REQUIRED TASK ::
Your task is to locate every line holding the string "November" and to copy each of them.

** BEGIN TASK DATA **

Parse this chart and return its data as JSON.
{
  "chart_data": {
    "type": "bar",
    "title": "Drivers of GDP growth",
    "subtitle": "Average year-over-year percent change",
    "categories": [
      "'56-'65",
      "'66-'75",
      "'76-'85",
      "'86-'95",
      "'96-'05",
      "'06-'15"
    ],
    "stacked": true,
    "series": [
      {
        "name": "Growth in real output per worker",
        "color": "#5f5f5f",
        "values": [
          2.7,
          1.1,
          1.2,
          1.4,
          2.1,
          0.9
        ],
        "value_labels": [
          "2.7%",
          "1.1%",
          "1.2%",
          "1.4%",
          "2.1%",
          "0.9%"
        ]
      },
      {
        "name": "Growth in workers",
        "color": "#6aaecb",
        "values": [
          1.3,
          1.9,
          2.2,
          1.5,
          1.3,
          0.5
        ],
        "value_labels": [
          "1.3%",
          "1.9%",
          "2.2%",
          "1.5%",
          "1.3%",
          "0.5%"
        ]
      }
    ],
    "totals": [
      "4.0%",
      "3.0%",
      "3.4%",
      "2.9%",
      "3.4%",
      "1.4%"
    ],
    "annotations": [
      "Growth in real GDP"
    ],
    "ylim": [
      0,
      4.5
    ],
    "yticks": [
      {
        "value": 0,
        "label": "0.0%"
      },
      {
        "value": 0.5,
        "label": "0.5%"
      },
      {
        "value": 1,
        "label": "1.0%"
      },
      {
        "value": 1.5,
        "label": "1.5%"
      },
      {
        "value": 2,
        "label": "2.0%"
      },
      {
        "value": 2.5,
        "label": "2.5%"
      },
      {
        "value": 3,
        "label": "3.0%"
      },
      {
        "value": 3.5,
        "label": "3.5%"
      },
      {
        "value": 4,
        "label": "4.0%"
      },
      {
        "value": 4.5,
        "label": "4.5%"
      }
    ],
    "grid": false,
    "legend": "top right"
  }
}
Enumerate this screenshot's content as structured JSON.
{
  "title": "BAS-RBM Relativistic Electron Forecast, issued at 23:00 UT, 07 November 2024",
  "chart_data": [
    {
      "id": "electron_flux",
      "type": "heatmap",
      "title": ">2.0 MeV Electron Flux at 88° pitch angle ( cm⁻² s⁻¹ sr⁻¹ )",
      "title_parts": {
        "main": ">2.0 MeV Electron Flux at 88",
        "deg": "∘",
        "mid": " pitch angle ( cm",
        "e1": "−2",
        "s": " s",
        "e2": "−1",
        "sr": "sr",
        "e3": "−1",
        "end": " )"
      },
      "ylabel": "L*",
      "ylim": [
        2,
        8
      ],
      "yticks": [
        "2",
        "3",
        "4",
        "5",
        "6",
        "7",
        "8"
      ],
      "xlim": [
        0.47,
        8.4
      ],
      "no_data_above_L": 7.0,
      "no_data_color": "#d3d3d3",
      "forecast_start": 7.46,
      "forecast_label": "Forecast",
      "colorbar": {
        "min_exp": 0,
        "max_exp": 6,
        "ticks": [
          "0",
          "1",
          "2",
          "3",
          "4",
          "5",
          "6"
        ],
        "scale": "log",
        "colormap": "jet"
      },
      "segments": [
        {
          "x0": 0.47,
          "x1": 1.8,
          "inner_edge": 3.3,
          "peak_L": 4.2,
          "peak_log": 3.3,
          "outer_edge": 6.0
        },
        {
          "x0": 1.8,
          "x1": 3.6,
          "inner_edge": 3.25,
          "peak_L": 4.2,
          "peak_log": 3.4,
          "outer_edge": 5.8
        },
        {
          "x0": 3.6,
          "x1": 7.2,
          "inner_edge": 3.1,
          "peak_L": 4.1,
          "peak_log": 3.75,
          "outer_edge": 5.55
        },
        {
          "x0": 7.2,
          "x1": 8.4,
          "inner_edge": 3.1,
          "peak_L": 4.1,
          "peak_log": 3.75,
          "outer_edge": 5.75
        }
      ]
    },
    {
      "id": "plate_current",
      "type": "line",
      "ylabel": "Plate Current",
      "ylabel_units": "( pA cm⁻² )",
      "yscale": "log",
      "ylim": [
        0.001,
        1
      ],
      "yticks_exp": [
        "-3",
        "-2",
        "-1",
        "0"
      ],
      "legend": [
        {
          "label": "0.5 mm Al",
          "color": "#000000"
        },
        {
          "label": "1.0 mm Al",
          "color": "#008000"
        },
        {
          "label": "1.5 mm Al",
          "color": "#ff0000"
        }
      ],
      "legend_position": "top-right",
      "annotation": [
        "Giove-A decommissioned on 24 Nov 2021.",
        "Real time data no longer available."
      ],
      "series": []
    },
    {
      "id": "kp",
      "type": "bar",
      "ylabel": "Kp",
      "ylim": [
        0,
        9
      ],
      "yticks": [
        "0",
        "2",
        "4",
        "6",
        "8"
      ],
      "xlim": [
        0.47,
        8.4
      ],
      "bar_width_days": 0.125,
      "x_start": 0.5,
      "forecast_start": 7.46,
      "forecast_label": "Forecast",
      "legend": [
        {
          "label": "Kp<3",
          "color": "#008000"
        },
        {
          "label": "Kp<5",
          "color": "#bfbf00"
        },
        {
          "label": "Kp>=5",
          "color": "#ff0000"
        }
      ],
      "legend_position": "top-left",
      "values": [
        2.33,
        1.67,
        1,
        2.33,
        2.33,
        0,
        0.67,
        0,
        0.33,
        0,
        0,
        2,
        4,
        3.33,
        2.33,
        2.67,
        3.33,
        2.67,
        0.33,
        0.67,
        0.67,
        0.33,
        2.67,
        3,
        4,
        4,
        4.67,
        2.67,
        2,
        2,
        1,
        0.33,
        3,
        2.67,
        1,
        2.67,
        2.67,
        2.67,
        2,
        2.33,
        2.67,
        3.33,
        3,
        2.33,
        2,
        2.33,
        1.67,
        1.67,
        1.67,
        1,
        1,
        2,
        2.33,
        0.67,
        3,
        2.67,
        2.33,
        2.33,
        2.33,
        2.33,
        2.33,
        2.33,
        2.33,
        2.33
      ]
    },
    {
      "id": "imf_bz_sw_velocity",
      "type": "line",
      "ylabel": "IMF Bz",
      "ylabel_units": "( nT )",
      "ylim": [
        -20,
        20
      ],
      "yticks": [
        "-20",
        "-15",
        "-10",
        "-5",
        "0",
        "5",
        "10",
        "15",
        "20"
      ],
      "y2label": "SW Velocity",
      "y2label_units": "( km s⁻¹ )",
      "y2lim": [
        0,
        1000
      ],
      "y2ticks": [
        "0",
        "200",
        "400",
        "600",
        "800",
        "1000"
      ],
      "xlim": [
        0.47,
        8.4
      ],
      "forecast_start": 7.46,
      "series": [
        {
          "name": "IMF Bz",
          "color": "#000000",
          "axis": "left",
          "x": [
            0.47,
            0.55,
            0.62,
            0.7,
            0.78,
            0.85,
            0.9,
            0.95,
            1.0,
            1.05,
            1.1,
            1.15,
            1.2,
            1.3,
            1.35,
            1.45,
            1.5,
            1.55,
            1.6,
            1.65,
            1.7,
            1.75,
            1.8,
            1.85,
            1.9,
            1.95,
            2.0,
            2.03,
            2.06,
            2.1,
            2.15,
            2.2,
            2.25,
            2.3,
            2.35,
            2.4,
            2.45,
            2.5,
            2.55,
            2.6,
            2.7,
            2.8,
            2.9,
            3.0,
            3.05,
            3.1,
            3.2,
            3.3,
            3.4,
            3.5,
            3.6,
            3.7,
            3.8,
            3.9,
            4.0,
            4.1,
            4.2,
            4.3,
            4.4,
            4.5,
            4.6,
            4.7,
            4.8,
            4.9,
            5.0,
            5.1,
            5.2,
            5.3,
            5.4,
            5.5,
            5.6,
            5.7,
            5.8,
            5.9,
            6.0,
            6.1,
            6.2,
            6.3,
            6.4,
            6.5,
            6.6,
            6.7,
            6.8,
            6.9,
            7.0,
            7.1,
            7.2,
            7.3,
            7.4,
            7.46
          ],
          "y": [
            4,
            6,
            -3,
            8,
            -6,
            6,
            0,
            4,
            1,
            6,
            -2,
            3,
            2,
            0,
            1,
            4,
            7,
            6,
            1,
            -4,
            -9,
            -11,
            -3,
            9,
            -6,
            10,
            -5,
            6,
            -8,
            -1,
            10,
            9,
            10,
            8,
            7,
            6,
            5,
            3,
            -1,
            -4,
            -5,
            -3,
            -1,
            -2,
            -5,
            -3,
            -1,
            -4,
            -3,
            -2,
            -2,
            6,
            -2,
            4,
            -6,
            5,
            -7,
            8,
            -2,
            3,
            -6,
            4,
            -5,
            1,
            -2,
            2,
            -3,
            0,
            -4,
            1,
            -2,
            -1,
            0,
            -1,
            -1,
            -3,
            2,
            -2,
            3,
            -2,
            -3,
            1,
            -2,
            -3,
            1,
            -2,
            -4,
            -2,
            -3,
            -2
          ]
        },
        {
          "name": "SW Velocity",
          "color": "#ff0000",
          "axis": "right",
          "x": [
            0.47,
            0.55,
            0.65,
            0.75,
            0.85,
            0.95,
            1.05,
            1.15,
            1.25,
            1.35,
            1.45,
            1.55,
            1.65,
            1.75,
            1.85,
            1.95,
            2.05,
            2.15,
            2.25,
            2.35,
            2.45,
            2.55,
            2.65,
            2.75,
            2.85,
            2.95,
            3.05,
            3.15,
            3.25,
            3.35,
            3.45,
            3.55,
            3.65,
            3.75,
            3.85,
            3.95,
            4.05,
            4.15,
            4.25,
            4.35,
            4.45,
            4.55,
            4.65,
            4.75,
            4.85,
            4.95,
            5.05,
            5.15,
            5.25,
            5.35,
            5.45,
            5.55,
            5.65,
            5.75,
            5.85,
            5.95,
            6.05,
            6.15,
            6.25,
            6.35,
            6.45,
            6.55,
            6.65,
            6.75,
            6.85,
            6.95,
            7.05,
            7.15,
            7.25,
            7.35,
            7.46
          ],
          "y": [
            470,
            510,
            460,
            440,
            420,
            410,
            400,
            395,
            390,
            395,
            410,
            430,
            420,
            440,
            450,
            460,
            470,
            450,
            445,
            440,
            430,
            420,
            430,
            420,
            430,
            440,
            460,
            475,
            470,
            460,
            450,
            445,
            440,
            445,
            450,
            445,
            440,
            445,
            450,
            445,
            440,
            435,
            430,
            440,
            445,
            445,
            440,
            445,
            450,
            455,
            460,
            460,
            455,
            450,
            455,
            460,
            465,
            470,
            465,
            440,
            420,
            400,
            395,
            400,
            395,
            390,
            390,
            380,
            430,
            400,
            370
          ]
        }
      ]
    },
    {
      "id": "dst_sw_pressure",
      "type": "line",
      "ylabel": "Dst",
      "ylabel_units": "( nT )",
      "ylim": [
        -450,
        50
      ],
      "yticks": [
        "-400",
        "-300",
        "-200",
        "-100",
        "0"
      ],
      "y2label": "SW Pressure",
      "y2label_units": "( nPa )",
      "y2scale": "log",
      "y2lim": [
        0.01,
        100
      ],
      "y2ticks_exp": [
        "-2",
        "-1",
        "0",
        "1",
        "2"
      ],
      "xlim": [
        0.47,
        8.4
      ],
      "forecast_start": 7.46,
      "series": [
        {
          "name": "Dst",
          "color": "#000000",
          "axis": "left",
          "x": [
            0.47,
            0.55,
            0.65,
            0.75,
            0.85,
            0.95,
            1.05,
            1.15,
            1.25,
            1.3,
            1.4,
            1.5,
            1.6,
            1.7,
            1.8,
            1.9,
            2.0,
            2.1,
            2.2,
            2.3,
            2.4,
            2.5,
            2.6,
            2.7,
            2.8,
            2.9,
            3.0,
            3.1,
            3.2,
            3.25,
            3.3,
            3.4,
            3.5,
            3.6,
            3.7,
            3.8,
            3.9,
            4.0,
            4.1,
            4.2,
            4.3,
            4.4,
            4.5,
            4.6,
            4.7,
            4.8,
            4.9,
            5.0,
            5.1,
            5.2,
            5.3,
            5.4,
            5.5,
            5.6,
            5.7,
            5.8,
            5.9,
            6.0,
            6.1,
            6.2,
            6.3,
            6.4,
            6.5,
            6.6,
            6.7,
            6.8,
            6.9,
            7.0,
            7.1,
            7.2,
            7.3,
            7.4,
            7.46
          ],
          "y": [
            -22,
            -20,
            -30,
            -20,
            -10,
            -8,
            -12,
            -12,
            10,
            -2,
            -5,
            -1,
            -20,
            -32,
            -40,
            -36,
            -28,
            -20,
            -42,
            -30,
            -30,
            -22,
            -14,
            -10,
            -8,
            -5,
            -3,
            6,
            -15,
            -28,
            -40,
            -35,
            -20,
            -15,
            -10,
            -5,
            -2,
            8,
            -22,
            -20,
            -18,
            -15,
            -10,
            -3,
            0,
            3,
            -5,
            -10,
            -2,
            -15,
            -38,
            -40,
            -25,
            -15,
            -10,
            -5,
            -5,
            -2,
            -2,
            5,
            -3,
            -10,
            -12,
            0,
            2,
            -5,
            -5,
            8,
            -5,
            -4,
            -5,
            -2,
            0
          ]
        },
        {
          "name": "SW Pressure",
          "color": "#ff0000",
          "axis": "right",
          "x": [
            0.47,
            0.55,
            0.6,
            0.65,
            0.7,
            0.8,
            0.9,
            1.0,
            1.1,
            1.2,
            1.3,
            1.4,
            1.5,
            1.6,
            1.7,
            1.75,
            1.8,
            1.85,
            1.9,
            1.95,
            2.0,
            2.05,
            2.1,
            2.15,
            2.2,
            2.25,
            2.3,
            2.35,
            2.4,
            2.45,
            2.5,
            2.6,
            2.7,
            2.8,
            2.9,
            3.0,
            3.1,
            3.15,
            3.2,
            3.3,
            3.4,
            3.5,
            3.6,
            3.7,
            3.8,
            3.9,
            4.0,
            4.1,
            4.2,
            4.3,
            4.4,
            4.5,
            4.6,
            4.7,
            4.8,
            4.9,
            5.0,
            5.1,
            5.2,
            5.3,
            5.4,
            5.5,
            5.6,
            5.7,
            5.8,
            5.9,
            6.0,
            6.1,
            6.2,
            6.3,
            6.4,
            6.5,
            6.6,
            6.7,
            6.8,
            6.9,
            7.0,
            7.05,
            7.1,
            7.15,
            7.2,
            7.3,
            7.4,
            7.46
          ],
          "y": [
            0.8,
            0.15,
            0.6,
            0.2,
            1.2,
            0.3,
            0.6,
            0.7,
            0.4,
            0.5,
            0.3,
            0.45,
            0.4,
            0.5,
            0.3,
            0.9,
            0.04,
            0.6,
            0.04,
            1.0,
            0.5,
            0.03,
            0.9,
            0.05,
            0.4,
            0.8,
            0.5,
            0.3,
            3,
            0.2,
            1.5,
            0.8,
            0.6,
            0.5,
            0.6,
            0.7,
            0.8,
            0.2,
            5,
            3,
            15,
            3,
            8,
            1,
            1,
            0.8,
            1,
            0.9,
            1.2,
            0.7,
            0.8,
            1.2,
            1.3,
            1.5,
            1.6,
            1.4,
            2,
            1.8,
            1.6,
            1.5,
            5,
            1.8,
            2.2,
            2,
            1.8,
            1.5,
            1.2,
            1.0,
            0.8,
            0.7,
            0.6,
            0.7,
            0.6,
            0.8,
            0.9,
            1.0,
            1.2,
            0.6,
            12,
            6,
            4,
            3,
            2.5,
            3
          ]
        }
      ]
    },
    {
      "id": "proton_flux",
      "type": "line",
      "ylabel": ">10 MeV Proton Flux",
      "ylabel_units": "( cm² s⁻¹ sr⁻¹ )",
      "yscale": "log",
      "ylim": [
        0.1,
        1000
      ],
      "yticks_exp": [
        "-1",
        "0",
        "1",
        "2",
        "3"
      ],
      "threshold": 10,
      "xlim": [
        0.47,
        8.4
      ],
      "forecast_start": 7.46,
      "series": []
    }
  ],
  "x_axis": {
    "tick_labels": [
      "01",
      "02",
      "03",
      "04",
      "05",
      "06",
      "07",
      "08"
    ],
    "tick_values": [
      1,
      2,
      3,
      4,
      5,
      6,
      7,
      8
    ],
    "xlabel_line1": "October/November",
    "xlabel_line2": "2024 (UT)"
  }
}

** END TASK DATA **

THE OUTPUT ::
  "title": "BAS-RBM Relativistic Electron Forecast, issued at 23:00 UT, 07 November 2024",
    "xlabel_line1": "October/November",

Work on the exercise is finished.